__Records from a data source__:
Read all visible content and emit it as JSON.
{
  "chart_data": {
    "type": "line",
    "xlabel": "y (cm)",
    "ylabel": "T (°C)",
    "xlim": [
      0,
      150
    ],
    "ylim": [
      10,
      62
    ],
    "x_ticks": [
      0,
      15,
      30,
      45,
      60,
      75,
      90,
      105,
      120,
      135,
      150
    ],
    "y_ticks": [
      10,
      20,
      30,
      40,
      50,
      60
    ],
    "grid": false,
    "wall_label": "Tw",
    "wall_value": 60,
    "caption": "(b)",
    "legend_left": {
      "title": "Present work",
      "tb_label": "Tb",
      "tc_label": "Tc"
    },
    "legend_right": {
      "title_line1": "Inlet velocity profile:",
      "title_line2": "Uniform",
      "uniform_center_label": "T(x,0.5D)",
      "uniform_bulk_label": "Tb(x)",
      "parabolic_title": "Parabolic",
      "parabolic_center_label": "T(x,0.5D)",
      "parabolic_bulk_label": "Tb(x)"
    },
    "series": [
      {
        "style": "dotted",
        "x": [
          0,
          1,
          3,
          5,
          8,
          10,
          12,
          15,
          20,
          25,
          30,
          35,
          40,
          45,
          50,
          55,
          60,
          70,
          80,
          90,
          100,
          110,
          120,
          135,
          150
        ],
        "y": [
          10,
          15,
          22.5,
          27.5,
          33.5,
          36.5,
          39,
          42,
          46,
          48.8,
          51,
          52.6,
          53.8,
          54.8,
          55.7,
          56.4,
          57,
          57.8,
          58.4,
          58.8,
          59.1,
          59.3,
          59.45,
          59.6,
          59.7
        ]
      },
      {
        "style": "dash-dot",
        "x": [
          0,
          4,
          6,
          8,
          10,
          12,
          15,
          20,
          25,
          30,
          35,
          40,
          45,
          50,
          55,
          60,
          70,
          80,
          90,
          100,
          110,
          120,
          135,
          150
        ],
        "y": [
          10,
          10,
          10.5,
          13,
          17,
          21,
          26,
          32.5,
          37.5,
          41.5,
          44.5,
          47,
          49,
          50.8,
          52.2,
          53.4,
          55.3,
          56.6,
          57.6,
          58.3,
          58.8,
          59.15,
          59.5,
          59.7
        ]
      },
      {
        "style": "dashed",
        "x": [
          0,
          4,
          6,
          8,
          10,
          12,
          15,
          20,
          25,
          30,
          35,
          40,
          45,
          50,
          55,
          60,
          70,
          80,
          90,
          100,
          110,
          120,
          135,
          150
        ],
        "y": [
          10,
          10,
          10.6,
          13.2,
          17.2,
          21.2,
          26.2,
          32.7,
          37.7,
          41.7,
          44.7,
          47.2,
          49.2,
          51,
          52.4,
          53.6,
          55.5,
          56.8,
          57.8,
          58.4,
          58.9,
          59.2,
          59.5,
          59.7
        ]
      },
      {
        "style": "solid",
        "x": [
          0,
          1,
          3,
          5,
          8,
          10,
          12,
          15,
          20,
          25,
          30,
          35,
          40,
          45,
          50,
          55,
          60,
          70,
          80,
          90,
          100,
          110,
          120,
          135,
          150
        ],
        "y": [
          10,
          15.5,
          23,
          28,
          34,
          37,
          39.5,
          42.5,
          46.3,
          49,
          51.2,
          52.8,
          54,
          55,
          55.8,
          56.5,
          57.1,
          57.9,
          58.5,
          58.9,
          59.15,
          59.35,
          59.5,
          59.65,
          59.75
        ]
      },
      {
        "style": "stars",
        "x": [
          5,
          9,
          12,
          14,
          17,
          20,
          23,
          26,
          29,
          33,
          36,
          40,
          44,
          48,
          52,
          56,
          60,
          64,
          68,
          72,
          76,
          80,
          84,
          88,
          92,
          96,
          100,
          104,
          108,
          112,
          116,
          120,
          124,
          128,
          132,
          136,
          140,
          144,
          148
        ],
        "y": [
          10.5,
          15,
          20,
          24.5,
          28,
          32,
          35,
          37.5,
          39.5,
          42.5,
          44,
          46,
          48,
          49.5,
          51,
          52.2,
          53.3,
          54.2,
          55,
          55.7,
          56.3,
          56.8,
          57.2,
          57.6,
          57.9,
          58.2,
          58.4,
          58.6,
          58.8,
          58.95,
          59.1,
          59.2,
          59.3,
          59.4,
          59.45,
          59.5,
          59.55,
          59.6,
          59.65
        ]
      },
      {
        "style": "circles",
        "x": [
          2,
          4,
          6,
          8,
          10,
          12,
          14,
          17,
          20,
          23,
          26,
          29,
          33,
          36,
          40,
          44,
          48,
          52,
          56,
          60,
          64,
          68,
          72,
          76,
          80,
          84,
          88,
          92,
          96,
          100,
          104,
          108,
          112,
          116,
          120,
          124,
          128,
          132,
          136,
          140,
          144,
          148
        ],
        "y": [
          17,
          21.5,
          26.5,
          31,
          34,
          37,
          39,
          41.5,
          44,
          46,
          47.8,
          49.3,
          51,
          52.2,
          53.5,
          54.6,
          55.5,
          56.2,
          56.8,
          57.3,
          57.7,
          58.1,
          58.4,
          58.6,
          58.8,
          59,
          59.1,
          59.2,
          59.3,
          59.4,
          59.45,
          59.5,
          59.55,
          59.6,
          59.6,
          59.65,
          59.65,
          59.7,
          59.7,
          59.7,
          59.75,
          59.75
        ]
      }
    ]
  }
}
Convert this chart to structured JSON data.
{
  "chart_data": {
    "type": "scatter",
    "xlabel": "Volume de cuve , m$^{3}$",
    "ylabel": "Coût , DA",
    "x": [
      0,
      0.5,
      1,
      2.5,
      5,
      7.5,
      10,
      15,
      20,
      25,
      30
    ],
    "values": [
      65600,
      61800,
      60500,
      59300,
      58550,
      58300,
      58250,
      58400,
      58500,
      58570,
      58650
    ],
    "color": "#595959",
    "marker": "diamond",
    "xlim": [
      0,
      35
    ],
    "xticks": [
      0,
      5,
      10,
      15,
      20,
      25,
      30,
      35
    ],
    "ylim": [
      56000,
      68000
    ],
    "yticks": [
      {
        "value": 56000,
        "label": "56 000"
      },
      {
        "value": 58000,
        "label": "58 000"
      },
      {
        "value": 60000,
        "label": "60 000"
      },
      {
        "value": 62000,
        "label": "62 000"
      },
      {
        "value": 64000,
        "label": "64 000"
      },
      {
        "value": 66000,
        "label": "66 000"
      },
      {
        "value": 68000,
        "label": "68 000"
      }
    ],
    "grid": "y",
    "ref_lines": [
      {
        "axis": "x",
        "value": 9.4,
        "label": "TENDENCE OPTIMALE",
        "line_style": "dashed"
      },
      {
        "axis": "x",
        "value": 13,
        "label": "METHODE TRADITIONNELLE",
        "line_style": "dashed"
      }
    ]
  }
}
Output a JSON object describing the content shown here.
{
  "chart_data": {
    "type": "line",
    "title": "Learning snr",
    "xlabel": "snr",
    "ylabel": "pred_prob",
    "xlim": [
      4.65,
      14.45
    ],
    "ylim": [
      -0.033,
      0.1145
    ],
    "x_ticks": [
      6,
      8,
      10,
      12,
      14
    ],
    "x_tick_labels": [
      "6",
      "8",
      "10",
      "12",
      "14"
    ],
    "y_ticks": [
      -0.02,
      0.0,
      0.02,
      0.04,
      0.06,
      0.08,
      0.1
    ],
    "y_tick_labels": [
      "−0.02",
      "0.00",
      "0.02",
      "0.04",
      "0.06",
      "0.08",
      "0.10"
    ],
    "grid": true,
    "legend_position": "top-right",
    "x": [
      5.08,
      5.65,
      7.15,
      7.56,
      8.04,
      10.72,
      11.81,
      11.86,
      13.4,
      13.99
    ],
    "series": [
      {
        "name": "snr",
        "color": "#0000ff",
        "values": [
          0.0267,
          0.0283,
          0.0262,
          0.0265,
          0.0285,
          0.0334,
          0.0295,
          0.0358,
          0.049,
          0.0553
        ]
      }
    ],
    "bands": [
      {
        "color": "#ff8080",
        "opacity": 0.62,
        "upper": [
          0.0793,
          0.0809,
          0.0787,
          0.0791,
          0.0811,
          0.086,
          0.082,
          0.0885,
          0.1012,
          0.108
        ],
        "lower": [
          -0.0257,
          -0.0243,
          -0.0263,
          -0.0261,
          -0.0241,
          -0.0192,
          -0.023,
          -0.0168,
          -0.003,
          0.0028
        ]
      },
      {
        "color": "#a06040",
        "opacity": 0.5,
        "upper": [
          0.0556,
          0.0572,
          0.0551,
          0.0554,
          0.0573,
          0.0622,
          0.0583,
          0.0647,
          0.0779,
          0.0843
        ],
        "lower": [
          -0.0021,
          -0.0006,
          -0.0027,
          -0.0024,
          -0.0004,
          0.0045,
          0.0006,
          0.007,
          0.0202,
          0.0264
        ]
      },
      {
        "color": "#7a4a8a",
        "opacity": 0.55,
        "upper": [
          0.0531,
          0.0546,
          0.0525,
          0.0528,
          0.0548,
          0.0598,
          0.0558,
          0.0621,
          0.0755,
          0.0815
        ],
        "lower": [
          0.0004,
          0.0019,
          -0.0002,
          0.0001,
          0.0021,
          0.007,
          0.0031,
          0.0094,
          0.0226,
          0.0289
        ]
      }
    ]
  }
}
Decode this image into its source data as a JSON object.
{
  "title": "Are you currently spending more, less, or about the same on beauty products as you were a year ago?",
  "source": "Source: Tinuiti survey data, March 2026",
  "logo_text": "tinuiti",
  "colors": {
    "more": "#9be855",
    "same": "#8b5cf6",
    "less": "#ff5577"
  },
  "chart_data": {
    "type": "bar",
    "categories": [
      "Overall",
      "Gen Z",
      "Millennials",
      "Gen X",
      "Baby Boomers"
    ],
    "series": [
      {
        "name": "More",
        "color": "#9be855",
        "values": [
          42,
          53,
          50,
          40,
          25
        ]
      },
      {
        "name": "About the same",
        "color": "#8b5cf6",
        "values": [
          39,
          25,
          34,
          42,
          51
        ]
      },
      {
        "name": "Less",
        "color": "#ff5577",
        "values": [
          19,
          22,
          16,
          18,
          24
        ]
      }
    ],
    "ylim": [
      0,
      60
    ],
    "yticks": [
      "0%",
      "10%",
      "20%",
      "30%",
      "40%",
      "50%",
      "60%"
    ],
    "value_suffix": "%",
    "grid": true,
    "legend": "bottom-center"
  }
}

__To be done__: In the entries above, find each line with the word "JSON" and show it.

__Written answer__:
Read all visible content and emit it as JSON.
Convert this chart to structured JSON data.
Output a JSON object describing the content shown here.
Decode this image into its source data as a JSON object.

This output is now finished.